*What you need to do*
Write out the entries again exactly as they are given.

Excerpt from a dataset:
** begin **

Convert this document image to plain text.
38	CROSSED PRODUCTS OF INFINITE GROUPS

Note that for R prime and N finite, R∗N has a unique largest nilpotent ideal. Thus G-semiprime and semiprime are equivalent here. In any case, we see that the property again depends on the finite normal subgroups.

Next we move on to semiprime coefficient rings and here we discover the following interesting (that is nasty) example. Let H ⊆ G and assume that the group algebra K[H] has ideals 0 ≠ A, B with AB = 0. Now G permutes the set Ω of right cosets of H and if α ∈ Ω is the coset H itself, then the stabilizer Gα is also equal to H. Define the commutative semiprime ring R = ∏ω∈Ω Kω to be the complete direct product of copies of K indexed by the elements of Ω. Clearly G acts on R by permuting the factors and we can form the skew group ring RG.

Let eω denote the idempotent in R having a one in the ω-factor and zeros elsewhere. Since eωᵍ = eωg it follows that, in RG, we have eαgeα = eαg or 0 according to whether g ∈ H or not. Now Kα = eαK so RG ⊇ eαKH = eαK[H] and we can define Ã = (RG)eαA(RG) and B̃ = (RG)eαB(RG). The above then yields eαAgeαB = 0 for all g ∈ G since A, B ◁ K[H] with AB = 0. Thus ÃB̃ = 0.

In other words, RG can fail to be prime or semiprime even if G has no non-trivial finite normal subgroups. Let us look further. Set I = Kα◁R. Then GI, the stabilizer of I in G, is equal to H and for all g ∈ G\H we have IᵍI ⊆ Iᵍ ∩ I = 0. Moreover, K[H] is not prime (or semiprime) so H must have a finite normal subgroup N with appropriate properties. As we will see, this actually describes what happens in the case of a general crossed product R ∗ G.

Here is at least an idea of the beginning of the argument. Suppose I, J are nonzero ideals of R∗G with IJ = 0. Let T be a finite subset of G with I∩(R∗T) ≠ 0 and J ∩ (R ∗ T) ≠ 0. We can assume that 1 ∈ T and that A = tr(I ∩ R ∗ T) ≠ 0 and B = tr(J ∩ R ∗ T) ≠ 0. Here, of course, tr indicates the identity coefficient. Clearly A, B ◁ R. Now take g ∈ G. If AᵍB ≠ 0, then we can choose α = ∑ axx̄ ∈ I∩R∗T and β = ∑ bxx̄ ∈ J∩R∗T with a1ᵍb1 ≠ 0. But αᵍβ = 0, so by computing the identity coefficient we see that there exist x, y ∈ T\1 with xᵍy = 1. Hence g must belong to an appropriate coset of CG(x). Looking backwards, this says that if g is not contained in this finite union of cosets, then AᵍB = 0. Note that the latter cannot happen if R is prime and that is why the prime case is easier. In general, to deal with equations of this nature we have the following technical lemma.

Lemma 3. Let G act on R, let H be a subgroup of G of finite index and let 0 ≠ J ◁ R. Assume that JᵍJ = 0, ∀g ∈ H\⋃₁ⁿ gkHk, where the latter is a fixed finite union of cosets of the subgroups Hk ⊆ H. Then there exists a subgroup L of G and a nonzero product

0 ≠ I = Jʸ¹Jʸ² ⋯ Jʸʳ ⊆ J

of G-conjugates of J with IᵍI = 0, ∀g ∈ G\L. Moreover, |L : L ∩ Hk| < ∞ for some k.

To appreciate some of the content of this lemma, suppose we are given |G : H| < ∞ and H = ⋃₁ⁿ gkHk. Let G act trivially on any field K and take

** end **

*Full solution*
Convert this document image to plain text.
38	CROSSED PRODUCTS OF INFINITE GROUPS

Note that for R prime and N finite, R∗N has a unique largest nilpotent ideal. Thus G-semiprime and semiprime are equivalent here. In any case, we see that the property again depends on the finite normal subgroups.

Next we move on to semiprime coefficient rings and here we discover the following interesting (that is nasty) example. Let H ⊆ G and assume that the group algebra K[H] has ideals 0 ≠ A, B with AB = 0. Now G permutes the set Ω of right cosets of H and if α ∈ Ω is the coset H itself, then the stabilizer Gα is also equal to H. Define the commutative semiprime ring R = ∏ω∈Ω Kω to be the complete direct product of copies of K indexed by the elements of Ω. Clearly G acts on R by permuting the factors and we can form the skew group ring RG.

Let eω denote the idempotent in R having a one in the ω-factor and zeros elsewhere. Since eωᵍ = eωg it follows that, in RG, we have eαgeα = eαg or 0 according to whether g ∈ H or not. Now Kα = eαK so RG ⊇ eαKH = eαK[H] and we can define Ã = (RG)eαA(RG) and B̃ = (RG)eαB(RG). The above then yields eαAgeαB = 0 for all g ∈ G since A, B ◁ K[H] with AB = 0. Thus ÃB̃ = 0.

In other words, RG can fail to be prime or semiprime even if G has no non-trivial finite normal subgroups. Let us look further. Set I = Kα◁R. Then GI, the stabilizer of I in G, is equal to H and for all g ∈ G\H we have IᵍI ⊆ Iᵍ ∩ I = 0. Moreover, K[H] is not prime (or semiprime) so H must have a finite normal subgroup N with appropriate properties. As we will see, this actually describes what happens in the case of a general crossed product R ∗ G.

Here is at least an idea of the beginning of the argument. Suppose I, J are nonzero ideals of R∗G with IJ = 0. Let T be a finite subset of G with I∩(R∗T) ≠ 0 and J ∩ (R ∗ T) ≠ 0. We can assume that 1 ∈ T and that A = tr(I ∩ R ∗ T) ≠ 0 and B = tr(J ∩ R ∗ T) ≠ 0. Here, of course, tr indicates the identity coefficient. Clearly A, B ◁ R. Now take g ∈ G. If AᵍB ≠ 0, then we can choose α = ∑ axx̄ ∈ I∩R∗T and β = ∑ bxx̄ ∈ J∩R∗T with a1ᵍb1 ≠ 0. But αᵍβ = 0, so by computing the identity coefficient we see that there exist x, y ∈ T\1 with xᵍy = 1. Hence g must belong to an appropriate coset of CG(x). Looking backwards, this says that if g is not contained in this finite union of cosets, then AᵍB = 0. Note that the latter cannot happen if R is prime and that is why the prime case is easier. In general, to deal with equations of this nature we have the following technical lemma.

Lemma 3. Let G act on R, let H be a subgroup of G of finite index and let 0 ≠ J ◁ R. Assume that JᵍJ = 0, ∀g ∈ H\⋃₁ⁿ gkHk, where the latter is a fixed finite union of cosets of the subgroups Hk ⊆ H. Then there exists a subgroup L of G and a nonzero product

0 ≠ I = Jʸ¹Jʸ² ⋯ Jʸʳ ⊆ J

of G-conjugates of J with IᵍI = 0, ∀g ∈ G\L. Moreover, |L : L ∩ Hk| < ∞ for some k.

To appreciate some of the content of this lemma, suppose we are given |G : H| < ∞ and H = ⋃₁ⁿ gkHk. Let G act trivially on any field K and take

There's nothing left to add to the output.